§ What the task requires
What follows is a listing; restate every line of it word for word.

§ Material for the task
============

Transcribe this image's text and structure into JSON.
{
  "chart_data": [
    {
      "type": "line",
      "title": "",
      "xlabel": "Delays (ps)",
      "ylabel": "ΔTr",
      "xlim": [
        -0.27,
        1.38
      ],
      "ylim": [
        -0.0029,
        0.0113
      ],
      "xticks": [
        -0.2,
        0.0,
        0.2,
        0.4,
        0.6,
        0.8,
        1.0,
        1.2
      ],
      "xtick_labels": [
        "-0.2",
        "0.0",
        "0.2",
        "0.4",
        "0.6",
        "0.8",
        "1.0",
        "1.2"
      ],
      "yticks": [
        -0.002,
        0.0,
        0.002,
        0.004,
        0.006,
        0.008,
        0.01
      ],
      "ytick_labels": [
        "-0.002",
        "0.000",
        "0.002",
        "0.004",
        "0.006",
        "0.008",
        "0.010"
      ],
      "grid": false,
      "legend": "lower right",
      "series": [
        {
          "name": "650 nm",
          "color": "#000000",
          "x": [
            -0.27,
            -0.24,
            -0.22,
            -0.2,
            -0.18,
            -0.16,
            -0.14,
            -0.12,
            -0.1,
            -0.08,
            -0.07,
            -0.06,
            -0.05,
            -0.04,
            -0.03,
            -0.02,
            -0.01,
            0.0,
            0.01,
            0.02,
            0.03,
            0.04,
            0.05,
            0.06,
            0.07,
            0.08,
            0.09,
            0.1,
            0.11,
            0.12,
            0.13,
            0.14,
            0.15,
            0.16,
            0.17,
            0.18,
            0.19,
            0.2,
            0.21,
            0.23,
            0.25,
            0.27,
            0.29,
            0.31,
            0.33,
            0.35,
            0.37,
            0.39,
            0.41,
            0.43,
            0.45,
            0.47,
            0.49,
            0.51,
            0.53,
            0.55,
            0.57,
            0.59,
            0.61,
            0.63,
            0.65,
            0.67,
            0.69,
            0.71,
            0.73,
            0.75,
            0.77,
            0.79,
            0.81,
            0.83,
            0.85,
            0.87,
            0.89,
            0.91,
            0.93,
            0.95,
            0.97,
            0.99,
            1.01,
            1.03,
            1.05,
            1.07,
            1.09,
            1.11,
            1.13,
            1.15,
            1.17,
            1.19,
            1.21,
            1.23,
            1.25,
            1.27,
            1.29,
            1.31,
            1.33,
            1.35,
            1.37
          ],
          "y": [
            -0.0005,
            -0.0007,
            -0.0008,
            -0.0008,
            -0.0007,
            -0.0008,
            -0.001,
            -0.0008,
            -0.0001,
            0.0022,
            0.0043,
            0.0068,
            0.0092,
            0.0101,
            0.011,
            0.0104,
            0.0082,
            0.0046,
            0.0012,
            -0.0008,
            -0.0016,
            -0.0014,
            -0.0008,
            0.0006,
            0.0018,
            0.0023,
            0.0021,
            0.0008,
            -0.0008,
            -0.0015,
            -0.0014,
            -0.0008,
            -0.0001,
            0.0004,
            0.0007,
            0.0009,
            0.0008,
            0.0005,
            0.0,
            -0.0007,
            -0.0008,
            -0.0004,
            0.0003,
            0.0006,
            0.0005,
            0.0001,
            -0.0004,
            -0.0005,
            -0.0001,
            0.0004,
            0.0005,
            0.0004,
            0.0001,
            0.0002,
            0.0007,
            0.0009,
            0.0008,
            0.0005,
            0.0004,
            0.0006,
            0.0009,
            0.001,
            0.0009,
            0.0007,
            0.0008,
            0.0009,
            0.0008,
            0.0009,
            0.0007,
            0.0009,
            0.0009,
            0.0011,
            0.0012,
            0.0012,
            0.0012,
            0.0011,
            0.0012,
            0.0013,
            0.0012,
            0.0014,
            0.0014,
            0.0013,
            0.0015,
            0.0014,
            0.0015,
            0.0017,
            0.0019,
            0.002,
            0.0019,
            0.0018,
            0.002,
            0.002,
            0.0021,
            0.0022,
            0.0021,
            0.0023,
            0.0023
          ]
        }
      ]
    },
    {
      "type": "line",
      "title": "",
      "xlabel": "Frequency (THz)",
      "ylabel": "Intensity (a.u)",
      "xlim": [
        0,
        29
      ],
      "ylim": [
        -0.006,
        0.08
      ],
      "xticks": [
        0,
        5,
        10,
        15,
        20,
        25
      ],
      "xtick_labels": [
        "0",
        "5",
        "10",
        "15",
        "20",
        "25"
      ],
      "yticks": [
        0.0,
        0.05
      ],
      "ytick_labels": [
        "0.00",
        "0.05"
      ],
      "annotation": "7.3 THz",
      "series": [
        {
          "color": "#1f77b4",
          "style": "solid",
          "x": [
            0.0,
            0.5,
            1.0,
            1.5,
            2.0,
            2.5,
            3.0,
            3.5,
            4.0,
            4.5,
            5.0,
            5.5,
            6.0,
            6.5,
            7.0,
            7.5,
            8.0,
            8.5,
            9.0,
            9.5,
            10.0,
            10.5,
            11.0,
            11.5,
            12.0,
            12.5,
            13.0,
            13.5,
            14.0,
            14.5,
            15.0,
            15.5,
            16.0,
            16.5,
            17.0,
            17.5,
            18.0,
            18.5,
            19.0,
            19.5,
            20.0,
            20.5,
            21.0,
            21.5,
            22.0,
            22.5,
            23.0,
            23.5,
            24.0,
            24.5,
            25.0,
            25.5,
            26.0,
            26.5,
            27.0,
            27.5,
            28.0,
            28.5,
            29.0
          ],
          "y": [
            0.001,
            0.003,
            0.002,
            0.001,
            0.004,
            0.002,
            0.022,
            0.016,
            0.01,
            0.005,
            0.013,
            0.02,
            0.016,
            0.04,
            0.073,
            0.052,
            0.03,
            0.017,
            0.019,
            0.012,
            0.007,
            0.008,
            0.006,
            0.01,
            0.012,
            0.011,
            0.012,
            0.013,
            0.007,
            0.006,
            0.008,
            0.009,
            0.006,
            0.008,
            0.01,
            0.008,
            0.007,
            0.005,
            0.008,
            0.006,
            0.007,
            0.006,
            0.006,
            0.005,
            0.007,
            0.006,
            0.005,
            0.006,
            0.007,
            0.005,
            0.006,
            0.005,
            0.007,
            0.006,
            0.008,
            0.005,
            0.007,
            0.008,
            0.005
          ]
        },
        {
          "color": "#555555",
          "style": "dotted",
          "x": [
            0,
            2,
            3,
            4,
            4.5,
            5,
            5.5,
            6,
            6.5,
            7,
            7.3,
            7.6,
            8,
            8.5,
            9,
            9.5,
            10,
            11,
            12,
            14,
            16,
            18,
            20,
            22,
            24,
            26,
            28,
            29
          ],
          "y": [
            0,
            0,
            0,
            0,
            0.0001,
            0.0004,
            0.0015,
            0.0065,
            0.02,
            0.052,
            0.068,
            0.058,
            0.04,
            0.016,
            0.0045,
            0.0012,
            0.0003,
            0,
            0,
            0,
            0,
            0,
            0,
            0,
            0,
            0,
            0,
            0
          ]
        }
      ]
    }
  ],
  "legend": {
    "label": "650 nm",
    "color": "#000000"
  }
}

============

§ Task output
Transcribe this image's text and structure into JSON.
{
  "chart_data": [
    {
      "type": "line",
      "title": "",
      "xlabel": "Delays (ps)",
      "ylabel": "ΔTr",
      "xlim": [
        -0.27,
        1.38
      ],
      "ylim": [
        -0.0029,
        0.0113
      ],
      "xticks": [
        -0.2,
        0.0,
        0.2,
        0.4,
        0.6,
        0.8,
        1.0,
        1.2
      ],
      "xtick_labels": [
        "-0.2",
        "0.0",
        "0.2",
        "0.4",
        "0.6",
        "0.8",
        "1.0",
        "1.2"
      ],
      "yticks": [
        -0.002,
        0.0,
        0.002,
        0.004,
        0.006,
        0.008,
        0.01
      ],
      "ytick_labels": [
        "-0.002",
        "0.000",
        "0.002",
        "0.004",
        "0.006",
        "0.008",
        "0.010"
      ],
      "grid": false,
      "legend": "lower right",
      "series": [
        {
          "name": "650 nm",
          "color": "#000000",
          "x": [
            -0.27,
            -0.24,
            -0.22,
            -0.2,
            -0.18,
            -0.16,
            -0.14,
            -0.12,
            -0.1,
            -0.08,
            -0.07,
            -0.06,
            -0.05,
            -0.04,
            -0.03,
            -0.02,
            -0.01,
            0.0,
            0.01,
            0.02,
            0.03,
            0.04,
            0.05,
            0.06,
            0.07,
            0.08,
            0.09,
            0.1,
            0.11,
            0.12,
            0.13,
            0.14,
            0.15,
            0.16,
            0.17,
            0.18,
            0.19,
            0.2,
            0.21,
            0.23,
            0.25,
            0.27,
            0.29,
            0.31,
            0.33,
            0.35,
            0.37,
            0.39,
            0.41,
            0.43,
            0.45,
            0.47,
            0.49,
            0.51,
            0.53,
            0.55,
            0.57,
            0.59,
            0.61,
            0.63,
            0.65,
            0.67,
            0.69,
            0.71,
            0.73,
            0.75,
            0.77,
            0.79,
            0.81,
            0.83,
            0.85,
            0.87,
            0.89,
            0.91,
            0.93,
            0.95,
            0.97,
            0.99,
            1.01,
            1.03,
            1.05,
            1.07,
            1.09,
            1.11,
            1.13,
            1.15,
            1.17,
            1.19,
            1.21,
            1.23,
            1.25,
            1.27,
            1.29,
            1.31,
            1.33,
            1.35,
            1.37
          ],
          "y": [
            -0.0005,
            -0.0007,
            -0.0008,
            -0.0008,
            -0.0007,
            -0.0008,
            -0.001,
            -0.0008,
            -0.0001,
            0.0022,
            0.0043,
            0.0068,
            0.0092,
            0.0101,
            0.011,
            0.0104,
            0.0082,
            0.0046,
            0.0012,
            -0.0008,
            -0.0016,
            -0.0014,
            -0.0008,
            0.0006,
            0.0018,
            0.0023,
            0.0021,
            0.0008,
            -0.0008,
            -0.0015,
            -0.0014,
            -0.0008,
            -0.0001,
            0.0004,
            0.0007,
            0.0009,
            0.0008,
            0.0005,
            0.0,
            -0.0007,
            -0.0008,
            -0.0004,
            0.0003,
            0.0006,
            0.0005,
            0.0001,
            -0.0004,
            -0.0005,
            -0.0001,
            0.0004,
            0.0005,
            0.0004,
            0.0001,
            0.0002,
            0.0007,
            0.0009,
            0.0008,
            0.0005,
            0.0004,
            0.0006,
            0.0009,
            0.001,
            0.0009,
            0.0007,
            0.0008,
            0.0009,
            0.0008,
            0.0009,
            0.0007,
            0.0009,
            0.0009,
            0.0011,
            0.0012,
            0.0012,
            0.0012,
            0.0011,
            0.0012,
            0.0013,
            0.0012,
            0.0014,
            0.0014,
            0.0013,
            0.0015,
            0.0014,
            0.0015,
            0.0017,
            0.0019,
            0.002,
            0.0019,
            0.0018,
            0.002,
            0.002,
            0.0021,
            0.0022,
            0.0021,
            0.0023,
            0.0023
          ]
        }
      ]
    },
    {
      "type": "line",
      "title": "",
      "xlabel": "Frequency (THz)",
      "ylabel": "Intensity (a.u)",
      "xlim": [
        0,
        29
      ],
      "ylim": [
        -0.006,
        0.08
      ],
      "xticks": [
        0,
        5,
        10,
        15,
        20,
        25
      ],
      "xtick_labels": [
        "0",
        "5",
        "10",
        "15",
        "20",
        "25"
      ],
      "yticks": [
        0.0,
        0.05
      ],
      "ytick_labels": [
        "0.00",
        "0.05"
      ],
      "annotation": "7.3 THz",
      "series": [
        {
          "color": "#1f77b4",
          "style": "solid",
          "x": [
            0.0,
            0.5,
            1.0,
            1.5,
            2.0,
            2.5,
            3.0,
            3.5,
            4.0,
            4.5,
            5.0,
            5.5,
            6.0,
            6.5,
            7.0,
            7.5,
            8.0,
            8.5,
            9.0,
            9.5,
            10.0,
            10.5,
            11.0,
            11.5,
            12.0,
            12.5,
            13.0,
            13.5,
            14.0,
            14.5,
            15.0,
            15.5,
            16.0,
            16.5,
            17.0,
            17.5,
            18.0,
            18.5,
            19.0,
            19.5,
            20.0,
            20.5,
            21.0,
            21.5,
            22.0,
            22.5,
            23.0,
            23.5,
            24.0,
            24.5,
            25.0,
            25.5,
            26.0,
            26.5,
            27.0,
            27.5,
            28.0,
            28.5,
            29.0
          ],
          "y": [
            0.001,
            0.003,
            0.002,
            0.001,
            0.004,
            0.002,
            0.022,
            0.016,
            0.01,
            0.005,
            0.013,
            0.02,
            0.016,
            0.04,
            0.073,
            0.052,
            0.03,
            0.017,
            0.019,
            0.012,
            0.007,
            0.008,
            0.006,
            0.01,
            0.012,
            0.011,
            0.012,
            0.013,
            0.007,
            0.006,
            0.008,
            0.009,
            0.006,
            0.008,
            0.01,
            0.008,
            0.007,
            0.005,
            0.008,
            0.006,
            0.007,
            0.006,
            0.006,
            0.005,
            0.007,
            0.006,
            0.005,
            0.006,
            0.007,
            0.005,
            0.006,
            0.005,
            0.007,
            0.006,
            0.008,
            0.005,
            0.007,
            0.008,
            0.005
          ]
        },
        {
          "color": "#555555",
          "style": "dotted",
          "x": [
            0,
            2,
            3,
            4,
            4.5,
            5,
            5.5,
            6,
            6.5,
            7,
            7.3,
            7.6,
            8,
            8.5,
            9,
            9.5,
            10,
            11,
            12,
            14,
            16,
            18,
            20,
            22,
            24,
            26,
            28,
            29
          ],
          "y": [
            0,
            0,
            0,
            0,
            0.0001,
            0.0004,
            0.0015,
            0.0065,
            0.02,
            0.052,
            0.068,
            0.058,
            0.04,
            0.016,
            0.0045,
            0.0012,
            0.0003,
            0,
            0,
            0,
            0,
            0,
            0,
            0,
            0,
            0,
            0,
            0
          ]
        }
      ]
    }
  ],
  "legend": {
    "label": "650 nm",
    "color": "#000000"
  }
}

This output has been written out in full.